DIRECTIVE
Read through the data and report every line in which the word "border" occurs.

::::

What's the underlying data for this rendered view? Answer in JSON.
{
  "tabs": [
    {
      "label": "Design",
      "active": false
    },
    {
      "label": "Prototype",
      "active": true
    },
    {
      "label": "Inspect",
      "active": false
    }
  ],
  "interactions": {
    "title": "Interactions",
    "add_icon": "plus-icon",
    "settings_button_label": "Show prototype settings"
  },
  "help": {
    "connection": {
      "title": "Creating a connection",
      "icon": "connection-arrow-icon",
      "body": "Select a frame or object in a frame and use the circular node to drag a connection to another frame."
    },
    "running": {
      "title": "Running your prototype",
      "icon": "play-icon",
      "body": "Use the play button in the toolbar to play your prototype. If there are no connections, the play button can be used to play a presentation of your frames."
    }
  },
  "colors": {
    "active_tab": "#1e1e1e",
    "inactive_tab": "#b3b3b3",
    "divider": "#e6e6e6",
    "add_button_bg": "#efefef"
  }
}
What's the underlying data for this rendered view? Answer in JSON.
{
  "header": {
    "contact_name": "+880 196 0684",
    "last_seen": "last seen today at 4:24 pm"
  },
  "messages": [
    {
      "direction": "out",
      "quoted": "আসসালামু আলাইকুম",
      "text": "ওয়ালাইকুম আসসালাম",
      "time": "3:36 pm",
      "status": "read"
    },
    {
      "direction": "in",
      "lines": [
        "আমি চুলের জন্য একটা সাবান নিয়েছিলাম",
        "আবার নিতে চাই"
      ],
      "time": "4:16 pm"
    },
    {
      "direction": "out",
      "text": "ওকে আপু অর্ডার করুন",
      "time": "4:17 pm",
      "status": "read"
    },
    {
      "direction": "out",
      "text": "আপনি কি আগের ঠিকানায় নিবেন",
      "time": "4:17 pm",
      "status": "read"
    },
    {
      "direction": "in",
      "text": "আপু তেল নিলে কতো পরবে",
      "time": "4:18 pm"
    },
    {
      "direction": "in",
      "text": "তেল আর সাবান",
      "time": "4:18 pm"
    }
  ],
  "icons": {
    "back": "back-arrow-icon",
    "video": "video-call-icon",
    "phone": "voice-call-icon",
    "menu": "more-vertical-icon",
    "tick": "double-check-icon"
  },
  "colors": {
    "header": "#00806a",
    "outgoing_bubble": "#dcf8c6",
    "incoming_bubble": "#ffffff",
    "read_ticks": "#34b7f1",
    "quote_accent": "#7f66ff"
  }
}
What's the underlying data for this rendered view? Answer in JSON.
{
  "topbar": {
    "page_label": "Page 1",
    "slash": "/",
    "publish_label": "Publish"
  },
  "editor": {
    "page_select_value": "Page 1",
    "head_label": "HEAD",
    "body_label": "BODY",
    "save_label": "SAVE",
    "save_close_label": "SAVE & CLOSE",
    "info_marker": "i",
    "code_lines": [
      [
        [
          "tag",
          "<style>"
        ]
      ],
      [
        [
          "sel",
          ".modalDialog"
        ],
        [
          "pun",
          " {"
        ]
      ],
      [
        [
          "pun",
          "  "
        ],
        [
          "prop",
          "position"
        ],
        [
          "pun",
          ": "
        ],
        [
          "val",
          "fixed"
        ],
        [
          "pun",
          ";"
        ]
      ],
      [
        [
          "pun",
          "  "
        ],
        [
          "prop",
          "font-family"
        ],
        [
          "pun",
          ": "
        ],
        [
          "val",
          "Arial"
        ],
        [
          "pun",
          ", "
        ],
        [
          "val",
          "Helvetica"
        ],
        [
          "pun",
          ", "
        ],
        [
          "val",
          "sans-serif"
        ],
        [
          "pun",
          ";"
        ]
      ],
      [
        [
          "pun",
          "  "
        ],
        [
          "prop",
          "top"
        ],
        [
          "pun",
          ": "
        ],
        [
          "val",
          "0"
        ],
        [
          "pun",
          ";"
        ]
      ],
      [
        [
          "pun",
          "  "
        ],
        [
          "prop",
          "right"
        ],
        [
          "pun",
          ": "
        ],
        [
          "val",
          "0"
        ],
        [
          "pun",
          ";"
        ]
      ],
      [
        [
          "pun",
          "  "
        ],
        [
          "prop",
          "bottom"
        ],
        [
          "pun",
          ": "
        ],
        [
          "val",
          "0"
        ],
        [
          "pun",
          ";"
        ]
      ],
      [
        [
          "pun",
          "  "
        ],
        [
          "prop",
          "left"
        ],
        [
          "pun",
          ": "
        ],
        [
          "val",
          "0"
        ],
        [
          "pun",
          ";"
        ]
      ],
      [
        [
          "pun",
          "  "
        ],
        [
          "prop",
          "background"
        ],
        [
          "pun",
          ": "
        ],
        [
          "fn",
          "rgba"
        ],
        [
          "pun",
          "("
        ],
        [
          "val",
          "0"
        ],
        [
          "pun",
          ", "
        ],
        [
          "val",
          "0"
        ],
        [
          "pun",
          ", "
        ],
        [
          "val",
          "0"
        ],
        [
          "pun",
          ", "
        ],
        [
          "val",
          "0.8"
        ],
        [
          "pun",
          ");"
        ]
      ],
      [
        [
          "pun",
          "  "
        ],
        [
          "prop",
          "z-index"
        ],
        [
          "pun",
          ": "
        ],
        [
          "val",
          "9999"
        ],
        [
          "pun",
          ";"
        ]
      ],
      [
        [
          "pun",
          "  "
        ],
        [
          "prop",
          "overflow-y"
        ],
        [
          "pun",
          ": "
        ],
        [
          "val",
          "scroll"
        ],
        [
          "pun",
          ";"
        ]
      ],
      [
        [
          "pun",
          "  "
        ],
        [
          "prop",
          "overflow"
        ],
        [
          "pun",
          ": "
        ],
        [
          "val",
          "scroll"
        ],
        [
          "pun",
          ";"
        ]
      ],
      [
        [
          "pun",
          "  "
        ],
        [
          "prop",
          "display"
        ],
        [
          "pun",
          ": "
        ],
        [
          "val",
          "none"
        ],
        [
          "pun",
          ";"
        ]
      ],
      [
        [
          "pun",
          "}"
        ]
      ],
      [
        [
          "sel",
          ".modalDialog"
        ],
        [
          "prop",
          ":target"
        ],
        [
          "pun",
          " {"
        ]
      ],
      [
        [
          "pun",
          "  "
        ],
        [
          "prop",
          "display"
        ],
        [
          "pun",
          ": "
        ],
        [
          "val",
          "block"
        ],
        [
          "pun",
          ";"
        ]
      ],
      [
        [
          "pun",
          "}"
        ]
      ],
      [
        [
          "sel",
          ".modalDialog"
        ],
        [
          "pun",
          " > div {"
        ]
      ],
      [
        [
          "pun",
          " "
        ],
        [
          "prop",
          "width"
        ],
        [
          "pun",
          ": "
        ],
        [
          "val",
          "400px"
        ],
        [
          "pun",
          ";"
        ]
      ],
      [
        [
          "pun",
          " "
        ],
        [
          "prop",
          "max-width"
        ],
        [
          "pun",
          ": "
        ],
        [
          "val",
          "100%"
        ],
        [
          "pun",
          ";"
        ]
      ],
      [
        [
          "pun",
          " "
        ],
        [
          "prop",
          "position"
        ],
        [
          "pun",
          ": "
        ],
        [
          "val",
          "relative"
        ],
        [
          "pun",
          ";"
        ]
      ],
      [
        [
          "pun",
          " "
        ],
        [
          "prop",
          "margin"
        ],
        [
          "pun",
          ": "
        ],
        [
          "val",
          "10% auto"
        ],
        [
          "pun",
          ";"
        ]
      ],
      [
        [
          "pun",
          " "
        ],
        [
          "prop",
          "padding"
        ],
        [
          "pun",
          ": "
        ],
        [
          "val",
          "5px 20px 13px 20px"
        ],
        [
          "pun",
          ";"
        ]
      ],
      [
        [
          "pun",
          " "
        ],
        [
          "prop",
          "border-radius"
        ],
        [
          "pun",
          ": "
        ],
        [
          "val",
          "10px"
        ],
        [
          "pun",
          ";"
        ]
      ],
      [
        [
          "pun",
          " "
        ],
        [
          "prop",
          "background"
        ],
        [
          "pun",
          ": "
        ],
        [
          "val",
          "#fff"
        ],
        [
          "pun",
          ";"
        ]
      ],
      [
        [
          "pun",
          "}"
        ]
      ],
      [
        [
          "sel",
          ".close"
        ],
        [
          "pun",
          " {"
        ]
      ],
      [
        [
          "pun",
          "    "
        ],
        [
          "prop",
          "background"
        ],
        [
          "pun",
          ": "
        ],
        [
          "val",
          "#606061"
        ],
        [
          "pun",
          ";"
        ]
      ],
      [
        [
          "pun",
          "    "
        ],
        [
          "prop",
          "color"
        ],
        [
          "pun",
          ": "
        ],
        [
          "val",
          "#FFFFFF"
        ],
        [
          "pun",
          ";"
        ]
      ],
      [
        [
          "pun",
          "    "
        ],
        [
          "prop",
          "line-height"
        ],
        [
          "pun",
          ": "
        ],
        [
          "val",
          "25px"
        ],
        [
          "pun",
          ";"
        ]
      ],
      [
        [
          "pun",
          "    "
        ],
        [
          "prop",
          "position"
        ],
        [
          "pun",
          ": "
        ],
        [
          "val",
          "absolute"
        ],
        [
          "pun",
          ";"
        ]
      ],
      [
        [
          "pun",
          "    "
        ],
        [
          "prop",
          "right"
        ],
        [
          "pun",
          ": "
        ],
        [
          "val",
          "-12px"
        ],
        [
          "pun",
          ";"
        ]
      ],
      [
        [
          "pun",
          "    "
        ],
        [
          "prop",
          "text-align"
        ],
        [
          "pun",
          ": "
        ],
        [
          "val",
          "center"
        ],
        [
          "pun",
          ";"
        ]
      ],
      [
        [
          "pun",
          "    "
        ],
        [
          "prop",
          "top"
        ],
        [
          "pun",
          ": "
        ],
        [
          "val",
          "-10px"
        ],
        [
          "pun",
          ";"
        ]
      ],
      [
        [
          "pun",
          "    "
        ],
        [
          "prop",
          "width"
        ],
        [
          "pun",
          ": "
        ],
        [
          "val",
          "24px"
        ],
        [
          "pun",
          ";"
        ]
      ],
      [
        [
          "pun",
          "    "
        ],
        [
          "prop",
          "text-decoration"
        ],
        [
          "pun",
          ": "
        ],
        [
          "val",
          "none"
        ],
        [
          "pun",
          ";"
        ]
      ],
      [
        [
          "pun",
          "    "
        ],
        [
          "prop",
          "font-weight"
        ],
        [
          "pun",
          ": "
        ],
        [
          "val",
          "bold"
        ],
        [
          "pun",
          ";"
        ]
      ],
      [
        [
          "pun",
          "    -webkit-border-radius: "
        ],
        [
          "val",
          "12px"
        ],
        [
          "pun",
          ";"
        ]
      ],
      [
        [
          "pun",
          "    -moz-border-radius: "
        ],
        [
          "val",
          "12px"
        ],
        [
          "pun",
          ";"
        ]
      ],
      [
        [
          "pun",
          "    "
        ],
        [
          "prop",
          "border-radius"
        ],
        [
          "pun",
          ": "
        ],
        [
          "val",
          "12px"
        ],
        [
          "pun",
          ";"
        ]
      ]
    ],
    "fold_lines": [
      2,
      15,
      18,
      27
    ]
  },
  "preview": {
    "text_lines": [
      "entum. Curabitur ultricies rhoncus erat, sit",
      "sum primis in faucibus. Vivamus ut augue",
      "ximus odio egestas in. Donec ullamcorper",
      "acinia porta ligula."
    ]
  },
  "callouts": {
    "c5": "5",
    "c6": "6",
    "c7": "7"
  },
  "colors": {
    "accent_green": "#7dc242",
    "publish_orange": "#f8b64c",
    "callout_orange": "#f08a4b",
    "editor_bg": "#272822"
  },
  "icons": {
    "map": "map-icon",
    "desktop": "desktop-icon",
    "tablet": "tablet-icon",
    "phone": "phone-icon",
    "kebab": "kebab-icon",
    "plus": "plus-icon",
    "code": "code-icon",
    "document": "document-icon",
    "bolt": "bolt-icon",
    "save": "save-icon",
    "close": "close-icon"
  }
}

::::

COMPLETED TASK
          "border-radius"
          "    -webkit-border-radius: "
          "    -moz-border-radius: "
          "border-radius"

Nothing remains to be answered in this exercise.